- _WHAT IS NEEDED_: Leaving out the pictures, retype all the material exactly.

====== AVAILABLE RECORDS

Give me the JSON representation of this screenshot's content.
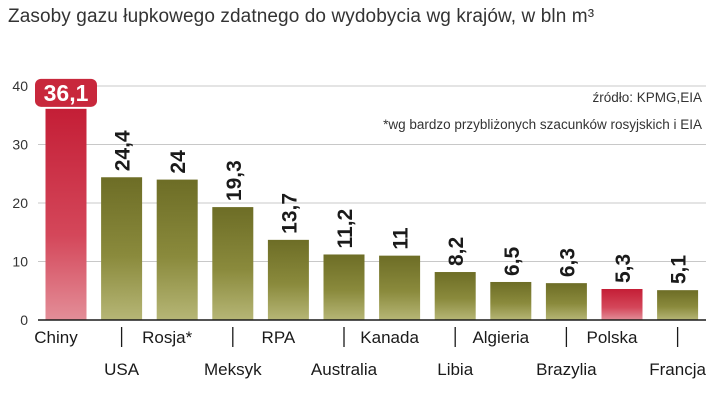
{
  "chart_data": {
    "type": "bar",
    "title": "Zasoby gazu łupkowego zdatnego do wydobycia wg krajów, w bln m³",
    "xlabel": "",
    "ylabel": "",
    "ylim": [
      0,
      40
    ],
    "y_ticks": [
      0,
      10,
      20,
      30,
      40
    ],
    "grid": true,
    "categories": [
      "Chiny",
      "USA",
      "Rosja*",
      "Meksyk",
      "RPA",
      "Australia",
      "Kanada",
      "Libia",
      "Algieria",
      "Brazylia",
      "Polska",
      "Francja"
    ],
    "values": [
      36.1,
      24.4,
      24,
      19.3,
      13.7,
      11.2,
      11,
      8.2,
      6.5,
      6.3,
      5.3,
      5.1
    ],
    "value_labels": [
      "36,1",
      "24,4",
      "24",
      "19,3",
      "13,7",
      "11,2",
      "11",
      "8,2",
      "6,5",
      "6,3",
      "5,3",
      "5,1"
    ],
    "highlighted": [
      "Chiny",
      "Polska"
    ],
    "annotations": [
      "źródło: KPMG,EIA",
      "*wg bardzo przybliżonych szacunków rosyjskich i EIA"
    ],
    "colors": {
      "bar": "#7a7a2e",
      "highlight": "#c8283c",
      "value_badge": "#c8283c",
      "grid": "#c8c8c8"
    }
  }
}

============

- _RESULT OF THE TASK_:
Give me the JSON representation of this screenshot's content.
{
  "chart_data": {
    "type": "bar",
    "title": "Zasoby gazu łupkowego zdatnego do wydobycia wg krajów, w bln m³",
    "xlabel": "",
    "ylabel": "",
    "ylim": [
      0,
      40
    ],
    "y_ticks": [
      0,
      10,
      20,
      30,
      40
    ],
    "grid": true,
    "categories": [
      "Chiny",
      "USA",
      "Rosja*",
      "Meksyk",
      "RPA",
      "Australia",
      "Kanada",
      "Libia",
      "Algieria",
      "Brazylia",
      "Polska",
      "Francja"
    ],
    "values": [
      36.1,
      24.4,
      24,
      19.3,
      13.7,
      11.2,
      11,
      8.2,
      6.5,
      6.3,
      5.3,
      5.1
    ],
    "value_labels": [
      "36,1",
      "24,4",
      "24",
      "19,3",
      "13,7",
      "11,2",
      "11",
      "8,2",
      "6,5",
      "6,3",
      "5,3",
      "5,1"
    ],
    "highlighted": [
      "Chiny",
      "Polska"
    ],
    "annotations": [
      "źródło: KPMG,EIA",
      "*wg bardzo przybliżonych szacunków rosyjskich i EIA"
    ],
    "colors": {
      "bar": "#7a7a2e",
      "highlight": "#c8283c",
      "value_badge": "#c8283c",
      "grid": "#c8c8c8"
    }
  }
}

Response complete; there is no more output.